+++ Texto de lectura

Muy buena síntesis de la Conferencia. Creo que agregaría sólo un factor de orden metahistórico que está
presente en el texto, y es la creciente necesariedad de la burocracia. Dos cosas solamente veo
problemáticas. Por un lado, el que en la definición de Estado no menciones la legitimidad, pilar distintivo de
la teoría weberiana. Por otro lado, hay una confusión, o un problema de redacción, en cuanto al Estado
moderno y los medios de administración. No me queda claro si es algo que no te quedó claro, porque pocos
renglones más abajo lo expresás correctamente. Ver resaltado.

Reseña de Weber, Max (1979 [1919]). “La política como vocación”, en: El político y el científico. Madrid:
Alianza Editorial.

En esta conferencia, pronunciada en Múnich en 1919, Weber tiene como objetivo analizar qué es y qué
significa la política como vocación. A tal fin, parte de la definición de política como “la dirección o la
influencia sobre la dirección de una asociación política, es decir, en nuestro tiempo, de un Estado”.

Como asociación política particular, el Estado se caracteriza, para Weber, por arrogarse el monopolio de la
violencia física en un territorio determinado, ya sea de manera directa o administrándola mediante leyes
que la toleran o prohíben. De esta manera, quienes ejercen la política aspiran a participar – o influenciar a
quienes participan- de este dominio, ya sea para conseguir otro fines (egoístas o altruistas) o para disfrutar
del poder en sí.

Dado que el Estado es, entonces, una forma de dominación de unos hombres sobre otros, necesita de algún
tipo de legitimación. Weber concibe tres: la autoridad tradicional, consagrada por un pasado ancestral (el
poder de los patriarcas, por ejemplo); la autoridad de la gracia, dada por el vínculo de confianza con un líder
carismático (profeta o caudillo), y la de legalidad, sustentada por la burocracia y las leyes (como en el Estado
moderno). La obediencia de los individuos está siempre fuertemente condicionada por el miedo de castigo y
el deseo de recompensa (material o espiritual) por parte de quienes detentan el poder. De estos tres tipos
de autoridad, Weber se interesa en el segundo: el que emana del carisma de un conductor apasionado, pues
es el que mejor se ajusta a la idea de política como vocación. Esta figura ha surgido históricamente asociada
a dos modelos: el del profeta y el del príncipe guerrero, del que deriva primero el “demagogo” y más tarde el
“jefe de partido” moderno.

++++++
+++ Datos extraídos

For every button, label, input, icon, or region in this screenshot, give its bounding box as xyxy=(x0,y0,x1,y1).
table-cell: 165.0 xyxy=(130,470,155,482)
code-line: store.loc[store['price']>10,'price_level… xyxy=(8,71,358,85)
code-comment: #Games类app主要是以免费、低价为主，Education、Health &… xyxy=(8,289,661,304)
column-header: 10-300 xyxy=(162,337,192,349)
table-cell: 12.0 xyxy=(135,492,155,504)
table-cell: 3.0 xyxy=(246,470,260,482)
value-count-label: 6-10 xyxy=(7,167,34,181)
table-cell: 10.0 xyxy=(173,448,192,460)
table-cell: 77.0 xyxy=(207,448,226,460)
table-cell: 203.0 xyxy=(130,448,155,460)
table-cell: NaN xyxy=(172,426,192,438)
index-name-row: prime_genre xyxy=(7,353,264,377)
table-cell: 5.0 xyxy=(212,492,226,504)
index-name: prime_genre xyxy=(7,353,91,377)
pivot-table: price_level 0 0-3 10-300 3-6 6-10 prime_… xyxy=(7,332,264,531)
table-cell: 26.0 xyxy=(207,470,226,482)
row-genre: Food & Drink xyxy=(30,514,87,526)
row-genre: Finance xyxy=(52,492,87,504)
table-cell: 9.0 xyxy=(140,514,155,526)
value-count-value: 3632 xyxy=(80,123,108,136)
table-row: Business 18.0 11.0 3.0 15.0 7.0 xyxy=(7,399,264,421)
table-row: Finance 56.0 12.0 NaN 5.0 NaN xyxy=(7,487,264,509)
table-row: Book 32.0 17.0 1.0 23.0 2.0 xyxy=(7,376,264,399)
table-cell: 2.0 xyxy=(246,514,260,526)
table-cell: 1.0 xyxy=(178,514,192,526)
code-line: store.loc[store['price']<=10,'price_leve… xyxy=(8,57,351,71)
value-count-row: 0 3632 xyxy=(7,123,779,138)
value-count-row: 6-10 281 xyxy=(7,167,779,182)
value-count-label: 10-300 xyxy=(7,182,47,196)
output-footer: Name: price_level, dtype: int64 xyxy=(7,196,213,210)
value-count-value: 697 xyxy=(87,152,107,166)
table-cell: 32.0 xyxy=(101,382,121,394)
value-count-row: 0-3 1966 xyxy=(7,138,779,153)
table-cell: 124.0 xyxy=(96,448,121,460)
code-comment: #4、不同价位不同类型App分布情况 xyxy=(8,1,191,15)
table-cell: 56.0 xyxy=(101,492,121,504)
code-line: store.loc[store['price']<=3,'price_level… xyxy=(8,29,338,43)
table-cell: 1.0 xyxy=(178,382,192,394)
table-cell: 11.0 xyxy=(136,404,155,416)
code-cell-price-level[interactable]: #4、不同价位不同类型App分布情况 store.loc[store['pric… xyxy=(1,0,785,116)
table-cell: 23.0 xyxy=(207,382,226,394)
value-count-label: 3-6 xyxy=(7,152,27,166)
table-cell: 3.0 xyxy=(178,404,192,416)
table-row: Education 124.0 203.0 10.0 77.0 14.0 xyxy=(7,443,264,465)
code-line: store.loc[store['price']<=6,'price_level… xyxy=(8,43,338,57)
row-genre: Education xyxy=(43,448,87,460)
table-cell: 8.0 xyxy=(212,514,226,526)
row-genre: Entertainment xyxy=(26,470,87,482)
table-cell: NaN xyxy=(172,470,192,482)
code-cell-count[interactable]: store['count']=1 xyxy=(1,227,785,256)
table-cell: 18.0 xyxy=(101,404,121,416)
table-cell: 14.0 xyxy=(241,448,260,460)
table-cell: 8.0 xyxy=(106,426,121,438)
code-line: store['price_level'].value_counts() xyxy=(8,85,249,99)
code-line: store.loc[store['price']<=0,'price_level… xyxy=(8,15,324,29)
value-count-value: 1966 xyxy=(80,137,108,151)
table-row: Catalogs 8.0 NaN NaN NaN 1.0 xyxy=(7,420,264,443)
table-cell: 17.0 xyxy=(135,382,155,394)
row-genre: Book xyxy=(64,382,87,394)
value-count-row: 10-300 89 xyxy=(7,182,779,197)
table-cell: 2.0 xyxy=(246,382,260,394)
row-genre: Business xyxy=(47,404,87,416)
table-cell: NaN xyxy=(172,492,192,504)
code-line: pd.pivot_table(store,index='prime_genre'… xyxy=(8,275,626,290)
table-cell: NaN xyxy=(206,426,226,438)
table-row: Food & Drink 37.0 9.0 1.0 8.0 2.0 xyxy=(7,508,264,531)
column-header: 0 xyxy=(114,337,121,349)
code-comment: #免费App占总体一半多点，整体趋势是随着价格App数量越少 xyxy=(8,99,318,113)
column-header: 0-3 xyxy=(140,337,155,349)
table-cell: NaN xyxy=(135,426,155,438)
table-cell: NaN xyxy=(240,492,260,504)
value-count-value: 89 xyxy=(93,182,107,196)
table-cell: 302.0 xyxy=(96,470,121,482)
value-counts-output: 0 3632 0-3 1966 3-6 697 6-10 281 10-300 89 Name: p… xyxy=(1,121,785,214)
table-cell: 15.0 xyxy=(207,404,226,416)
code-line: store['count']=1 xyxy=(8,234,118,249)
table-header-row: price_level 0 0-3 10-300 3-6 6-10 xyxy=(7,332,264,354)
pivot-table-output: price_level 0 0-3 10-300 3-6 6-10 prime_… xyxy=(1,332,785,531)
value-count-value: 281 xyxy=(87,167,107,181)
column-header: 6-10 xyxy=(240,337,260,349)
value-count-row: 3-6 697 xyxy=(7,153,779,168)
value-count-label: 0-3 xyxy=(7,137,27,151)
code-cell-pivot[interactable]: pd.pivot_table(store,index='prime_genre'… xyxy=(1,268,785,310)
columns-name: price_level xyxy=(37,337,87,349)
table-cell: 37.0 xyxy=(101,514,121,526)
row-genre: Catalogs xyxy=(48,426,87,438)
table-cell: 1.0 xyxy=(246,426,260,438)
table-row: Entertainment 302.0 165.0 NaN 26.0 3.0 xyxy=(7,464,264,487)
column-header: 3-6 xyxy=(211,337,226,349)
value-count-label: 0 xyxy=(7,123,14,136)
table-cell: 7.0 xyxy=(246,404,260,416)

++++++

Tarea asignada 1 ▸
Según el texto de lectura, ¿dónde y en qué año pronunció Weber la conferencia?
Tarea asignada 2 ▸
Indique si cada afirmación concuerda con el texto de lectura y cite las palabras exactas que lo deciden: (a) Para Weber, el Estado se caracteriza por el monopolio de la violencia física en un territorio determinado. (b) De los tres tipos de autoridad, Weber se interesa sobre todo en la autoridad tradicional. (c) El comentario inicial objeta que la definición de Estado no mencione la legitimidad.

Respuesta completa 1 ▸
En Múnich, en 1919.

Respuesta completa 2 ▸
(a) Sí: «el Estado se caracteriza, para Weber, por arrogarse el monopolio de la violencia física en un territorio determinado».
(b) No: «Weber se interesa en el segundo: el que emana del carisma de un conductor apasionado».
(c) Sí: «el que en la definición de Estado no menciones la legitimidad».